SET EXERCISE:
Transcribe each record exactly. Include every one.

▼

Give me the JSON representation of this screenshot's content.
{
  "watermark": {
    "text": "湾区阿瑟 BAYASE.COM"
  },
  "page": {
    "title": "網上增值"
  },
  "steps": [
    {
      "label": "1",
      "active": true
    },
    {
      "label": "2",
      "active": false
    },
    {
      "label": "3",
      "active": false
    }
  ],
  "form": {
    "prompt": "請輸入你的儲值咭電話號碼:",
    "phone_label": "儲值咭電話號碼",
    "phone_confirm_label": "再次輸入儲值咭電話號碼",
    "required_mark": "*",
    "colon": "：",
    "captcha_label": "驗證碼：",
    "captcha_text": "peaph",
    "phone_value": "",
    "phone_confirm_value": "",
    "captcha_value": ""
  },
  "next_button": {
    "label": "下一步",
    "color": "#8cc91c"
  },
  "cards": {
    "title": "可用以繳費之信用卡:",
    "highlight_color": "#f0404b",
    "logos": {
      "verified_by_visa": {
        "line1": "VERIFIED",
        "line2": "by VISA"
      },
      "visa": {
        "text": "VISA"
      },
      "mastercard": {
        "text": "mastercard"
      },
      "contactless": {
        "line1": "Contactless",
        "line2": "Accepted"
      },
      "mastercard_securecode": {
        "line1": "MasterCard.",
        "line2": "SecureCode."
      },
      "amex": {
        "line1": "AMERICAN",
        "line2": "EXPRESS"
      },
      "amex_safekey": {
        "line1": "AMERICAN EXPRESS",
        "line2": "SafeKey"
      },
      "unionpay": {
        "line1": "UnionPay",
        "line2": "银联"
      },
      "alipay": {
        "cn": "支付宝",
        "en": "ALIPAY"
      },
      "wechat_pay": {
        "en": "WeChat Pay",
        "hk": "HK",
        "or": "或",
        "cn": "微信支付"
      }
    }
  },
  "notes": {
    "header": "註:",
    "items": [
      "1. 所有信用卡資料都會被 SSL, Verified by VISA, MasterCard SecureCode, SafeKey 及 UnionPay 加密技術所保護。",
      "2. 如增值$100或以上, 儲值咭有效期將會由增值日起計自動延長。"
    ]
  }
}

▲

RESULT FOR THIS TASK:
Give me the JSON representation of this screenshot's content.
{
  "watermark": {
    "text": "湾区阿瑟 BAYASE.COM"
  },
  "page": {
    "title": "網上增值"
  },
  "steps": [
    {
      "label": "1",
      "active": true
    },
    {
      "label": "2",
      "active": false
    },
    {
      "label": "3",
      "active": false
    }
  ],
  "form": {
    "prompt": "請輸入你的儲值咭電話號碼:",
    "phone_label": "儲值咭電話號碼",
    "phone_confirm_label": "再次輸入儲值咭電話號碼",
    "required_mark": "*",
    "colon": "：",
    "captcha_label": "驗證碼：",
    "captcha_text": "peaph",
    "phone_value": "",
    "phone_confirm_value": "",
    "captcha_value": ""
  },
  "next_button": {
    "label": "下一步",
    "color": "#8cc91c"
  },
  "cards": {
    "title": "可用以繳費之信用卡:",
    "highlight_color": "#f0404b",
    "logos": {
      "verified_by_visa": {
        "line1": "VERIFIED",
        "line2": "by VISA"
      },
      "visa": {
        "text": "VISA"
      },
      "mastercard": {
        "text": "mastercard"
      },
      "contactless": {
        "line1": "Contactless",
        "line2": "Accepted"
      },
      "mastercard_securecode": {
        "line1": "MasterCard.",
        "line2": "SecureCode."
      },
      "amex": {
        "line1": "AMERICAN",
        "line2": "EXPRESS"
      },
      "amex_safekey": {
        "line1": "AMERICAN EXPRESS",
        "line2": "SafeKey"
      },
      "unionpay": {
        "line1": "UnionPay",
        "line2": "银联"
      },
      "alipay": {
        "cn": "支付宝",
        "en": "ALIPAY"
      },
      "wechat_pay": {
        "en": "WeChat Pay",
        "hk": "HK",
        "or": "或",
        "cn": "微信支付"
      }
    }
  },
  "notes": {
    "header": "註:",
    "items": [
      "1. 所有信用卡資料都會被 SSL, Verified by VISA, MasterCard SecureCode, SafeKey 及 UnionPay 加密技術所保護。",
      "2. 如增值$100或以上, 儲值咭有效期將會由增值日起計自動延長。"
    ]
  }
}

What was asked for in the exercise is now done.